## Figure data in JSON:
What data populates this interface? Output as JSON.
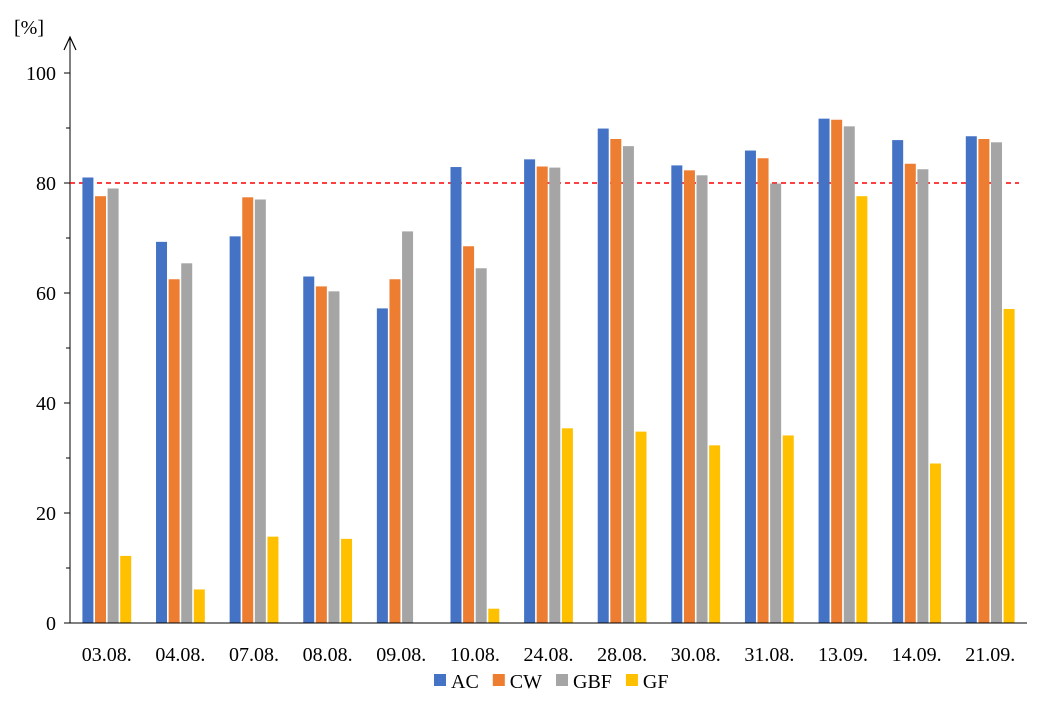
{
  "chart_data": {
    "type": "bar",
    "ylabel": "[%]",
    "ylim": [
      0,
      100
    ],
    "yticks": [
      0,
      20,
      40,
      60,
      80,
      100
    ],
    "reference_line": {
      "value": 80,
      "color": "#ff0000",
      "style": "dashed"
    },
    "categories": [
      "03.08.",
      "04.08.",
      "07.08.",
      "08.08.",
      "09.08.",
      "10.08.",
      "24.08.",
      "28.08.",
      "30.08.",
      "31.08.",
      "13.09.",
      "14.09.",
      "21.09."
    ],
    "series": [
      {
        "name": "AC",
        "color": "#4472c4",
        "values": [
          81.0,
          69.3,
          70.3,
          63.0,
          57.2,
          82.9,
          84.3,
          89.9,
          83.2,
          85.9,
          91.7,
          87.8,
          88.5
        ]
      },
      {
        "name": "CW",
        "color": "#ed7d31",
        "values": [
          77.6,
          62.5,
          77.4,
          61.2,
          62.5,
          68.5,
          83.0,
          88.0,
          82.3,
          84.5,
          91.5,
          83.5,
          88.0
        ]
      },
      {
        "name": "GBF",
        "color": "#a5a5a5",
        "values": [
          79.0,
          65.4,
          77.0,
          60.3,
          71.2,
          64.5,
          82.8,
          86.7,
          81.4,
          79.9,
          90.3,
          82.5,
          87.4
        ]
      },
      {
        "name": "GF",
        "color": "#ffc000",
        "values": [
          12.2,
          6.1,
          15.7,
          15.3,
          0,
          2.6,
          35.4,
          34.8,
          32.3,
          34.1,
          77.6,
          29.0,
          57.1
        ]
      }
    ],
    "grid": false,
    "legend_position": "bottom"
  }
}
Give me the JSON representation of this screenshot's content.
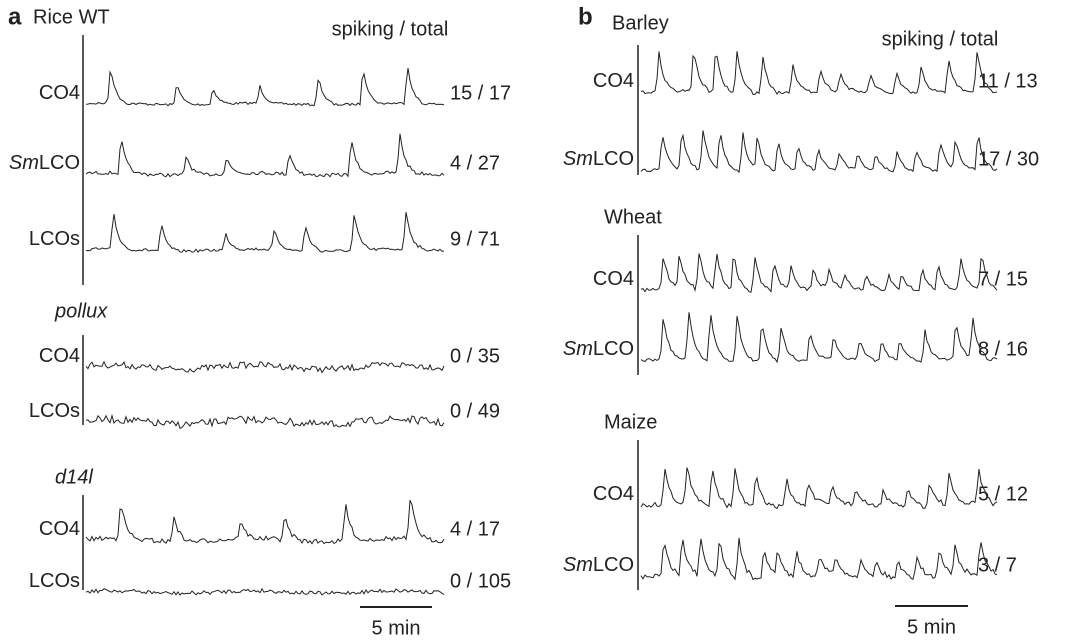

## WHAT THE TASK ASKS:
Search the records above for the string "this". Copy every line that contains it.

## EXERCISE RESPONSE:
What data populates this interface? Output as JSON.
Give me the JSON representation of this screenshot's content.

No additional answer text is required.